Problem to work on: Find each line holding the word "beelected" and give the total alone.

Extracted records:
* start *

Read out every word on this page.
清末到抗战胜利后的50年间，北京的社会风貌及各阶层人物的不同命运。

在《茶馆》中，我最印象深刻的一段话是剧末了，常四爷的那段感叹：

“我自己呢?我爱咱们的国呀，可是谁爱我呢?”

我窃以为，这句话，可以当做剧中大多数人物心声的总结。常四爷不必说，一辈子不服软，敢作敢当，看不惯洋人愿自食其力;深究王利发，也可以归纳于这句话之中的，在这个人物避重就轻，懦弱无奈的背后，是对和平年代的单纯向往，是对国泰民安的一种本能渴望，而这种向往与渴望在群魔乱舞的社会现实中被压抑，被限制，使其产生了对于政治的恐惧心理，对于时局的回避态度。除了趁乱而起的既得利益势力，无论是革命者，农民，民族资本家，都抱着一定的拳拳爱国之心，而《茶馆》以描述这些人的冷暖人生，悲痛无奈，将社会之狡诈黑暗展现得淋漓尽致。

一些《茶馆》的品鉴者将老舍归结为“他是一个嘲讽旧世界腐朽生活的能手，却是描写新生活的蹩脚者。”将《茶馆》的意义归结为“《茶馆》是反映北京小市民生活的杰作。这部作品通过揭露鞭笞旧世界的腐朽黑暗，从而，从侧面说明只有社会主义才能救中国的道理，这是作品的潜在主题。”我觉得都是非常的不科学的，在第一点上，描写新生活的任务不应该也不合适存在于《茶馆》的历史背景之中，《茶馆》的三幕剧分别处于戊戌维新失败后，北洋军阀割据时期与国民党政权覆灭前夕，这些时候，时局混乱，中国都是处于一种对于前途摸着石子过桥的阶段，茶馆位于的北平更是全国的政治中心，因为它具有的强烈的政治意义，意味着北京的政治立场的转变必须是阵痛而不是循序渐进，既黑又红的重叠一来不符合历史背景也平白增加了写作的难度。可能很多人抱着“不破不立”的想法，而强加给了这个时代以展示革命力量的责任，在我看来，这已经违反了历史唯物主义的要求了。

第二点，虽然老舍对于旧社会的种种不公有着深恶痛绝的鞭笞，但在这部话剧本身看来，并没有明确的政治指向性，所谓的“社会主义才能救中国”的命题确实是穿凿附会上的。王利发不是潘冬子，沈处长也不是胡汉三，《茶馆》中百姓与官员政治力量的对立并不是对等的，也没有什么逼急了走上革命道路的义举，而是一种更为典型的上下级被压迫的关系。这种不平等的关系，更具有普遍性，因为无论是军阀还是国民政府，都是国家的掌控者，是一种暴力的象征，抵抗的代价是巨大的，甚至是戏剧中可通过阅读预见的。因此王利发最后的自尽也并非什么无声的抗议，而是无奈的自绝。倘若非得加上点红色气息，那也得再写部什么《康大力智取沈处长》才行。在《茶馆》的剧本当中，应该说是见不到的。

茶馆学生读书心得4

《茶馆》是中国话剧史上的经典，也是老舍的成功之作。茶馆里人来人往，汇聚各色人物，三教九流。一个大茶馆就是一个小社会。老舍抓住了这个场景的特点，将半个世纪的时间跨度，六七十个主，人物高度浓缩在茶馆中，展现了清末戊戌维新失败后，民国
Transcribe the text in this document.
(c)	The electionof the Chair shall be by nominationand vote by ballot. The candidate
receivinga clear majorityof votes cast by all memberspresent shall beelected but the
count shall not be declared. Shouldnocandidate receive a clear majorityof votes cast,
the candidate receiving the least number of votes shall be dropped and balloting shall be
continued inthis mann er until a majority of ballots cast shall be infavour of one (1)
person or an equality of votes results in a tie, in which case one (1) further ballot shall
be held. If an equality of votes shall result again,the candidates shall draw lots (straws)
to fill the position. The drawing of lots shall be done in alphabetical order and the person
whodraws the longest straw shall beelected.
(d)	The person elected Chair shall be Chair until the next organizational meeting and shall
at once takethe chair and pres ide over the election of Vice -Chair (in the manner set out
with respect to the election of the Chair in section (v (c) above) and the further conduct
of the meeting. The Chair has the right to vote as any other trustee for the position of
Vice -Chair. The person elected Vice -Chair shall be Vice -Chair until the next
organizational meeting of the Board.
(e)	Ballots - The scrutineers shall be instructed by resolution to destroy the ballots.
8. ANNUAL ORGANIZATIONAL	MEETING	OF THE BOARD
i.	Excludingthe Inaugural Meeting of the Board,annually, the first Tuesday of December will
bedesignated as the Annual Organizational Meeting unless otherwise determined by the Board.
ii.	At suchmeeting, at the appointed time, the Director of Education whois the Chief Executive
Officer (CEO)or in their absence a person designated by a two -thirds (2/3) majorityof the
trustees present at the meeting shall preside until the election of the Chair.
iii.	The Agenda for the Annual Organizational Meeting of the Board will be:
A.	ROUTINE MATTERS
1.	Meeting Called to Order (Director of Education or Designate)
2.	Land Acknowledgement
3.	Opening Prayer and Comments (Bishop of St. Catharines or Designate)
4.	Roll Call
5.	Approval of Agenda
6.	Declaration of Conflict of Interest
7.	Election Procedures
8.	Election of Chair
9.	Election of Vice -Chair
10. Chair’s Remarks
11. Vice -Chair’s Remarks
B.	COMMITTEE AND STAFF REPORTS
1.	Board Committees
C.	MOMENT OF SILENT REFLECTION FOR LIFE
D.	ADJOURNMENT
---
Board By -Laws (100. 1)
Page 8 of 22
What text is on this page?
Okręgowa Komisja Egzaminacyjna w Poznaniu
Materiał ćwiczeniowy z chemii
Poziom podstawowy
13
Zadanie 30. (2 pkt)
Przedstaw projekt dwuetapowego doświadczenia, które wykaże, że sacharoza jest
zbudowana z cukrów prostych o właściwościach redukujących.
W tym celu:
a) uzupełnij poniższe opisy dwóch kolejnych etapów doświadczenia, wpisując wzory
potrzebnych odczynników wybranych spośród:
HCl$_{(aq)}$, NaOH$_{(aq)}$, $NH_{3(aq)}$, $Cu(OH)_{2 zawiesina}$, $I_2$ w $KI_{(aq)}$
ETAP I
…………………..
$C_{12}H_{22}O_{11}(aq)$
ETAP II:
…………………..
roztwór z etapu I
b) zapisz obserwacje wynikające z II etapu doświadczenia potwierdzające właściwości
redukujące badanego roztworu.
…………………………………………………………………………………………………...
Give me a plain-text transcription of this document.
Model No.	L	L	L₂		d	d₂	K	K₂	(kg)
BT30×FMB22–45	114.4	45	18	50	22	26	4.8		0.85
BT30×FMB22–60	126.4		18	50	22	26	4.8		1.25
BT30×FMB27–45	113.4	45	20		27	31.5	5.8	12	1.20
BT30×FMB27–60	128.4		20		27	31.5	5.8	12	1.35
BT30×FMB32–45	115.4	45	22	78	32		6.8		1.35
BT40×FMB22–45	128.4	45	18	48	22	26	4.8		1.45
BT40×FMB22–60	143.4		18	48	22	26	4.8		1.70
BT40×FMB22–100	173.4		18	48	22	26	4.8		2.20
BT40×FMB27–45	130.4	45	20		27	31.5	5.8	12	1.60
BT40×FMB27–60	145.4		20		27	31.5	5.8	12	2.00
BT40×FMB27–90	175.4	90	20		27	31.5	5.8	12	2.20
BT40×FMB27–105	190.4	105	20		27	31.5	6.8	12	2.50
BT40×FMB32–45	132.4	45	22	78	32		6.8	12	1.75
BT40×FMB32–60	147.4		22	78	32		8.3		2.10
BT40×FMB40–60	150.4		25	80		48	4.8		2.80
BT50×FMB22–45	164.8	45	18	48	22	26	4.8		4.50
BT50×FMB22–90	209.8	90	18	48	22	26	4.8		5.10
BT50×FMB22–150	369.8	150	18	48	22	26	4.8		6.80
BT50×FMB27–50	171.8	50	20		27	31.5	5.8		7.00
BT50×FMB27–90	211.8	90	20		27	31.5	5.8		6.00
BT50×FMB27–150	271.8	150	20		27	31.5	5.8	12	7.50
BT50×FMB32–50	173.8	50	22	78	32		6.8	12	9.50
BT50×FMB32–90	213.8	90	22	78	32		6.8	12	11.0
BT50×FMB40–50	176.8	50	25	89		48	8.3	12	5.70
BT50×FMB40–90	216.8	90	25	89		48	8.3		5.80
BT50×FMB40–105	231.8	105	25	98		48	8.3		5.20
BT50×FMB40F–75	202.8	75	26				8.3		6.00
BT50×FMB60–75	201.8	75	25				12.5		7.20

* end *

Response to this exercise: 2